------ STORED DATA

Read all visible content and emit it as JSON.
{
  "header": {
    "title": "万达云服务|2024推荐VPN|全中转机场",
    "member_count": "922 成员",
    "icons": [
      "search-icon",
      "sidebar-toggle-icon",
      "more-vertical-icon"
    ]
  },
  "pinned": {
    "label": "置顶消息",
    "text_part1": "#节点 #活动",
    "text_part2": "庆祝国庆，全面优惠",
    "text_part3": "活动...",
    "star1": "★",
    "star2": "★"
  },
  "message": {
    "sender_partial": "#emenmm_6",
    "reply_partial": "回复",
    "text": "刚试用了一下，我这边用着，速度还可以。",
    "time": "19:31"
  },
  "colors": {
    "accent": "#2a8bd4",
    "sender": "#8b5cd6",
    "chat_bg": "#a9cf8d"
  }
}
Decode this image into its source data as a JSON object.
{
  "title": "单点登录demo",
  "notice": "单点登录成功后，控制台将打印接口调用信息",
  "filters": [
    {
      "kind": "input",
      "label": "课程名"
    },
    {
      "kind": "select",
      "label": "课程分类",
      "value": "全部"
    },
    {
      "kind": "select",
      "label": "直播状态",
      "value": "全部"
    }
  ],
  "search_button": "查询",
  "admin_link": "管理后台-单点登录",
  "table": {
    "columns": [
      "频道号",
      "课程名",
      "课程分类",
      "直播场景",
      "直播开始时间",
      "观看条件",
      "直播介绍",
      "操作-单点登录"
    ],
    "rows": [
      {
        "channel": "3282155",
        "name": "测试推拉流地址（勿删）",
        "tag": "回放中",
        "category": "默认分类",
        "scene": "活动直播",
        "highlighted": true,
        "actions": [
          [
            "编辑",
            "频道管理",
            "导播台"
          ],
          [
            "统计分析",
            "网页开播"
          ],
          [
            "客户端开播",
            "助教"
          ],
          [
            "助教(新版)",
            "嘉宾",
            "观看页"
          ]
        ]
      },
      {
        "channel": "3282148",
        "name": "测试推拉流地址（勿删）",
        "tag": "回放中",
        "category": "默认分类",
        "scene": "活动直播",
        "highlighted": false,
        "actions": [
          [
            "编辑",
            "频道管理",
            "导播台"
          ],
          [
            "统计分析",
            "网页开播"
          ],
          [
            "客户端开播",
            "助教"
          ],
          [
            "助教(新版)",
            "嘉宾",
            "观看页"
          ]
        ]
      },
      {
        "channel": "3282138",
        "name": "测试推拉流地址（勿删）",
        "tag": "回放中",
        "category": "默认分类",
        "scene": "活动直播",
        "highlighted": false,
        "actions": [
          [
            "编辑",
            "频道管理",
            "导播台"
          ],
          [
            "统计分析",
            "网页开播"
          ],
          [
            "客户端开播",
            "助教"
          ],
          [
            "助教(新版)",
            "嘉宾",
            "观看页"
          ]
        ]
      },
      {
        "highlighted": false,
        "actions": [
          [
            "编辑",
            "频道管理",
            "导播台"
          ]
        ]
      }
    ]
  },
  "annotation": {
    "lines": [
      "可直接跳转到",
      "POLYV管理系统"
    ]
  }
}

------------

PROBLEM TO WORK ON: Give the records above again, word for word.

SOLVED PROBLEM:
Read all visible content and emit it as JSON.
{
  "header": {
    "title": "万达云服务|2024推荐VPN|全中转机场",
    "member_count": "922 成员",
    "icons": [
      "search-icon",
      "sidebar-toggle-icon",
      "more-vertical-icon"
    ]
  },
  "pinned": {
    "label": "置顶消息",
    "text_part1": "#节点 #活动",
    "text_part2": "庆祝国庆，全面优惠",
    "text_part3": "活动...",
    "star1": "★",
    "star2": "★"
  },
  "message": {
    "sender_partial": "#emenmm_6",
    "reply_partial": "回复",
    "text": "刚试用了一下，我这边用着，速度还可以。",
    "time": "19:31"
  },
  "colors": {
    "accent": "#2a8bd4",
    "sender": "#8b5cd6",
    "chat_bg": "#a9cf8d"
  }
}
Decode this image into its source data as a JSON object.
{
  "title": "单点登录demo",
  "notice": "单点登录成功后，控制台将打印接口调用信息",
  "filters": [
    {
      "kind": "input",
      "label": "课程名"
    },
    {
      "kind": "select",
      "label": "课程分类",
      "value": "全部"
    },
    {
      "kind": "select",
      "label": "直播状态",
      "value": "全部"
    }
  ],
  "search_button": "查询",
  "admin_link": "管理后台-单点登录",
  "table": {
    "columns": [
      "频道号",
      "课程名",
      "课程分类",
      "直播场景",
      "直播开始时间",
      "观看条件",
      "直播介绍",
      "操作-单点登录"
    ],
    "rows": [
      {
        "channel": "3282155",
        "name": "测试推拉流地址（勿删）",
        "tag": "回放中",
        "category": "默认分类",
        "scene": "活动直播",
        "highlighted": true,
        "actions": [
          [
            "编辑",
            "频道管理",
            "导播台"
          ],
          [
            "统计分析",
            "网页开播"
          ],
          [
            "客户端开播",
            "助教"
          ],
          [
            "助教(新版)",
            "嘉宾",
            "观看页"
          ]
        ]
      },
      {
        "channel": "3282148",
        "name": "测试推拉流地址（勿删）",
        "tag": "回放中",
        "category": "默认分类",
        "scene": "活动直播",
        "highlighted": false,
        "actions": [
          [
            "编辑",
            "频道管理",
            "导播台"
          ],
          [
            "统计分析",
            "网页开播"
          ],
          [
            "客户端开播",
            "助教"
          ],
          [
            "助教(新版)",
            "嘉宾",
            "观看页"
          ]
        ]
      },
      {
        "channel": "3282138",
        "name": "测试推拉流地址（勿删）",
        "tag": "回放中",
        "category": "默认分类",
        "scene": "活动直播",
        "highlighted": false,
        "actions": [
          [
            "编辑",
            "频道管理",
            "导播台"
          ],
          [
            "统计分析",
            "网页开播"
          ],
          [
            "客户端开播",
            "助教"
          ],
          [
            "助教(新版)",
            "嘉宾",
            "观看页"
          ]
        ]
      },
      {
        "highlighted": false,
        "actions": [
          [
            "编辑",
            "频道管理",
            "导播台"
          ]
        ]
      }
    ]
  },
  "annotation": {
    "lines": [
      "可直接跳转到",
      "POLYV管理系统"
    ]
  }
}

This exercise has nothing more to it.